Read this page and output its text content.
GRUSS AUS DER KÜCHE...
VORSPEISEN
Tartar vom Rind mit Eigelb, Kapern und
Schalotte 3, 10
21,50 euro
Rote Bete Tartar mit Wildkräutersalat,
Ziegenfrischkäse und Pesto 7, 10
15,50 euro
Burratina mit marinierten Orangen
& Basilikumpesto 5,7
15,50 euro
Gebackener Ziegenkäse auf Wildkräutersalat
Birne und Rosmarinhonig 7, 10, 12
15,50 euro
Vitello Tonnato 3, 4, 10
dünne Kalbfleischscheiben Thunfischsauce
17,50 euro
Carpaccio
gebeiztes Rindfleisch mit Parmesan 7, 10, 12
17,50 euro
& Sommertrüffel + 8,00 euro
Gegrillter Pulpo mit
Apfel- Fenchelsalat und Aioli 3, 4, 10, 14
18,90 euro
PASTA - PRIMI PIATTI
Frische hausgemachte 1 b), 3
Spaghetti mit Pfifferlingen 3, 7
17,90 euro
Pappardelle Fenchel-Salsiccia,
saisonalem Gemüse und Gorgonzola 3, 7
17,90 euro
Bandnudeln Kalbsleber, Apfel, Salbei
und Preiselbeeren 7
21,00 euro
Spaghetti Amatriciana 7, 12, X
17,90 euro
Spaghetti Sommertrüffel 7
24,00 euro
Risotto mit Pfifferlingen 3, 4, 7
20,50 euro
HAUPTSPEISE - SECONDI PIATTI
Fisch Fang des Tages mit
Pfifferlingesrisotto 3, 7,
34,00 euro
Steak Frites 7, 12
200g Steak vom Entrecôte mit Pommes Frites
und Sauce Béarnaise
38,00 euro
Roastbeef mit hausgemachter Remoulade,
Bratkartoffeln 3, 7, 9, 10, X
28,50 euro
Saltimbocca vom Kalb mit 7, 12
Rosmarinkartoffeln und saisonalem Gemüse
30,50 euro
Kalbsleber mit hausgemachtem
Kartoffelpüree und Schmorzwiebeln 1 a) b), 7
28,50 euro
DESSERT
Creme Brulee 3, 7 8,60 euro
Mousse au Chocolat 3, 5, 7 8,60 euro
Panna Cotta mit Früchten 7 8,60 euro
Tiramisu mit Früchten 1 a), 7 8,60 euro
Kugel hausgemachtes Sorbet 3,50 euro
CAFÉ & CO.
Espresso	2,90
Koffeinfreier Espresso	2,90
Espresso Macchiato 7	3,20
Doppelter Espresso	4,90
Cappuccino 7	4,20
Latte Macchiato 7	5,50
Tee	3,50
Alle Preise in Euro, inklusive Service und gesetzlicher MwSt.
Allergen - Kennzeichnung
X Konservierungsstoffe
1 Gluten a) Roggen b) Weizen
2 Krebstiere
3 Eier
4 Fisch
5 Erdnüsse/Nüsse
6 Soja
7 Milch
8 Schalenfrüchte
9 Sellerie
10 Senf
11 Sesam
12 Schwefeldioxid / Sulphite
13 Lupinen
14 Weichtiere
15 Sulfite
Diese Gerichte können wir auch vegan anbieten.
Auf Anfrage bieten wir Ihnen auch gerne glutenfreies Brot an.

- GOAL OF THE EXERCISE: Copy each line of the data above without altering a single character.

- RESULT OF THE EXERCISE:
Read this page and output its text content.
GRUSS AUS DER KÜCHE...
VORSPEISEN
Tartar vom Rind mit Eigelb, Kapern und
Schalotte 3, 10
21,50 euro
Rote Bete Tartar mit Wildkräutersalat,
Ziegenfrischkäse und Pesto 7, 10
15,50 euro
Burratina mit marinierten Orangen
& Basilikumpesto 5,7
15,50 euro
Gebackener Ziegenkäse auf Wildkräutersalat
Birne und Rosmarinhonig 7, 10, 12
15,50 euro
Vitello Tonnato 3, 4, 10
dünne Kalbfleischscheiben Thunfischsauce
17,50 euro
Carpaccio
gebeiztes Rindfleisch mit Parmesan 7, 10, 12
17,50 euro
& Sommertrüffel + 8,00 euro
Gegrillter Pulpo mit
Apfel- Fenchelsalat und Aioli 3, 4, 10, 14
18,90 euro
PASTA - PRIMI PIATTI
Frische hausgemachte 1 b), 3
Spaghetti mit Pfifferlingen 3, 7
17,90 euro
Pappardelle Fenchel-Salsiccia,
saisonalem Gemüse und Gorgonzola 3, 7
17,90 euro
Bandnudeln Kalbsleber, Apfel, Salbei
und Preiselbeeren 7
21,00 euro
Spaghetti Amatriciana 7, 12, X
17,90 euro
Spaghetti Sommertrüffel 7
24,00 euro
Risotto mit Pfifferlingen 3, 4, 7
20,50 euro
HAUPTSPEISE - SECONDI PIATTI
Fisch Fang des Tages mit
Pfifferlingesrisotto 3, 7,
34,00 euro
Steak Frites 7, 12
200g Steak vom Entrecôte mit Pommes Frites
und Sauce Béarnaise
38,00 euro
Roastbeef mit hausgemachter Remoulade,
Bratkartoffeln 3, 7, 9, 10, X
28,50 euro
Saltimbocca vom Kalb mit 7, 12
Rosmarinkartoffeln und saisonalem Gemüse
30,50 euro
Kalbsleber mit hausgemachtem
Kartoffelpüree und Schmorzwiebeln 1 a) b), 7
28,50 euro
DESSERT
Creme Brulee 3, 7 8,60 euro
Mousse au Chocolat 3, 5, 7 8,60 euro
Panna Cotta mit Früchten 7 8,60 euro
Tiramisu mit Früchten 1 a), 7 8,60 euro
Kugel hausgemachtes Sorbet 3,50 euro
CAFÉ & CO.
Espresso	2,90
Koffeinfreier Espresso	2,90
Espresso Macchiato 7	3,20
Doppelter Espresso	4,90
Cappuccino 7	4,20
Latte Macchiato 7	5,50
Tee	3,50
Alle Preise in Euro, inklusive Service und gesetzlicher MwSt.
Allergen - Kennzeichnung
X Konservierungsstoffe
1 Gluten a) Roggen b) Weizen
2 Krebstiere
3 Eier
4 Fisch
5 Erdnüsse/Nüsse
6 Soja
7 Milch
8 Schalenfrüchte
9 Sellerie
10 Senf
11 Sesam
12 Schwefeldioxid / Sulphite
13 Lupinen
14 Weichtiere
15 Sulfite
Diese Gerichte können wir auch vegan anbieten.
Auf Anfrage bieten wir Ihnen auch gerne glutenfreies Brot an.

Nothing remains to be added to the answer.